What the exercise asks —
Copy out all of the material exactly as presented.

Data to use —
[START]

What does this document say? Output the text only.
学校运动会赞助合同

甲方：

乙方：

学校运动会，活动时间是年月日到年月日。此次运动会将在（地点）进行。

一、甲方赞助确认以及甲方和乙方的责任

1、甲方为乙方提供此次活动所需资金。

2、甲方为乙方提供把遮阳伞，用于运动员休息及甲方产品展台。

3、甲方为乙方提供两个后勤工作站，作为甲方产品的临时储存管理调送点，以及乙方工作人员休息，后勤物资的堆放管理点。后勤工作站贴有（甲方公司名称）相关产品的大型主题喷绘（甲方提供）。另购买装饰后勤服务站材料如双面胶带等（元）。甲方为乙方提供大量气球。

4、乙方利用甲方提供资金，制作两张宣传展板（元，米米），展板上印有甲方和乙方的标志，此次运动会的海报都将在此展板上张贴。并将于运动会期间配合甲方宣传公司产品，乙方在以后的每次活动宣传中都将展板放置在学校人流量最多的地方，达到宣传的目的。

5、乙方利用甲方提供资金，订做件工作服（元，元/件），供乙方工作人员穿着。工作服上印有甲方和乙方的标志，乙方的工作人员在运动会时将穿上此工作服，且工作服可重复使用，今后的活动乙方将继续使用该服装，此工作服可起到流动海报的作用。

[END]

Exercise result —
What does this document say? Output the text only.
学校运动会赞助合同

甲方：

乙方：

学校运动会，活动时间是年月日到年月日。此次运动会将在（地点）进行。

一、甲方赞助确认以及甲方和乙方的责任

1、甲方为乙方提供此次活动所需资金。

2、甲方为乙方提供把遮阳伞，用于运动员休息及甲方产品展台。

3、甲方为乙方提供两个后勤工作站，作为甲方产品的临时储存管理调送点，以及乙方工作人员休息，后勤物资的堆放管理点。后勤工作站贴有（甲方公司名称）相关产品的大型主题喷绘（甲方提供）。另购买装饰后勤服务站材料如双面胶带等（元）。甲方为乙方提供大量气球。

4、乙方利用甲方提供资金，制作两张宣传展板（元，米米），展板上印有甲方和乙方的标志，此次运动会的海报都将在此展板上张贴。并将于运动会期间配合甲方宣传公司产品，乙方在以后的每次活动宣传中都将展板放置在学校人流量最多的地方，达到宣传的目的。

5、乙方利用甲方提供资金，订做件工作服（元，元/件），供乙方工作人员穿着。工作服上印有甲方和乙方的标志，乙方的工作人员在运动会时将穿上此工作服，且工作服可重复使用，今后的活动乙方将继续使用该服装，此工作服可起到流动海报的作用。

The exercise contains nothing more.